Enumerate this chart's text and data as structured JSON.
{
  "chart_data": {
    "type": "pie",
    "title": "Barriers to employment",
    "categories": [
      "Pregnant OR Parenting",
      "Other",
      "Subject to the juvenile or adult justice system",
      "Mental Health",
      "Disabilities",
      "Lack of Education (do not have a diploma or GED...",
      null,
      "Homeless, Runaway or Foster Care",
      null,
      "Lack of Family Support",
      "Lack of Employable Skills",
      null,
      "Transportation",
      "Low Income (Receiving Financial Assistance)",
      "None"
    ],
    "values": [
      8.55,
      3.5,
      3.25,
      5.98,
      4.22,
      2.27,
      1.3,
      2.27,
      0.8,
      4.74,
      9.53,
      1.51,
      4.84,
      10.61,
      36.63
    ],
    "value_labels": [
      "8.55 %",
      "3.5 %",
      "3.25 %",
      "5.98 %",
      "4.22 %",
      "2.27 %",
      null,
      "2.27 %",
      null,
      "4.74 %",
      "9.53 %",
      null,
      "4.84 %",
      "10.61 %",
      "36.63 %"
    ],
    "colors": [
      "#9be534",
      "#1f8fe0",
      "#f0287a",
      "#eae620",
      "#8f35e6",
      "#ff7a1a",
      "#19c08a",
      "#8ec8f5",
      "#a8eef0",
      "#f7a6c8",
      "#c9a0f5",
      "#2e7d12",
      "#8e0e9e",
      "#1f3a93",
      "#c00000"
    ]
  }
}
▬▬▬▬▬▬▬▬▬▬
To be done:
Set down the entries verbatim, leaving none out.

Exercise answer:
Enumerate this chart's text and data as structured JSON.
{
  "chart_data": {
    "type": "pie",
    "title": "Barriers to employment",
    "categories": [
      "Pregnant OR Parenting",
      "Other",
      "Subject to the juvenile or adult justice system",
      "Mental Health",
      "Disabilities",
      "Lack of Education (do not have a diploma or GED...",
      null,
      "Homeless, Runaway or Foster Care",
      null,
      "Lack of Family Support",
      "Lack of Employable Skills",
      null,
      "Transportation",
      "Low Income (Receiving Financial Assistance)",
      "None"
    ],
    "values": [
      8.55,
      3.5,
      3.25,
      5.98,
      4.22,
      2.27,
      1.3,
      2.27,
      0.8,
      4.74,
      9.53,
      1.51,
      4.84,
      10.61,
      36.63
    ],
    "value_labels": [
      "8.55 %",
      "3.5 %",
      "3.25 %",
      "5.98 %",
      "4.22 %",
      "2.27 %",
      null,
      "2.27 %",
      null,
      "4.74 %",
      "9.53 %",
      null,
      "4.84 %",
      "10.61 %",
      "36.63 %"
    ],
    "colors": [
      "#9be534",
      "#1f8fe0",
      "#f0287a",
      "#eae620",
      "#8f35e6",
      "#ff7a1a",
      "#19c08a",
      "#8ec8f5",
      "#a8eef0",
      "#f7a6c8",
      "#c9a0f5",
      "#2e7d12",
      "#8e0e9e",
      "#1f3a93",
      "#c00000"
    ]
  }
}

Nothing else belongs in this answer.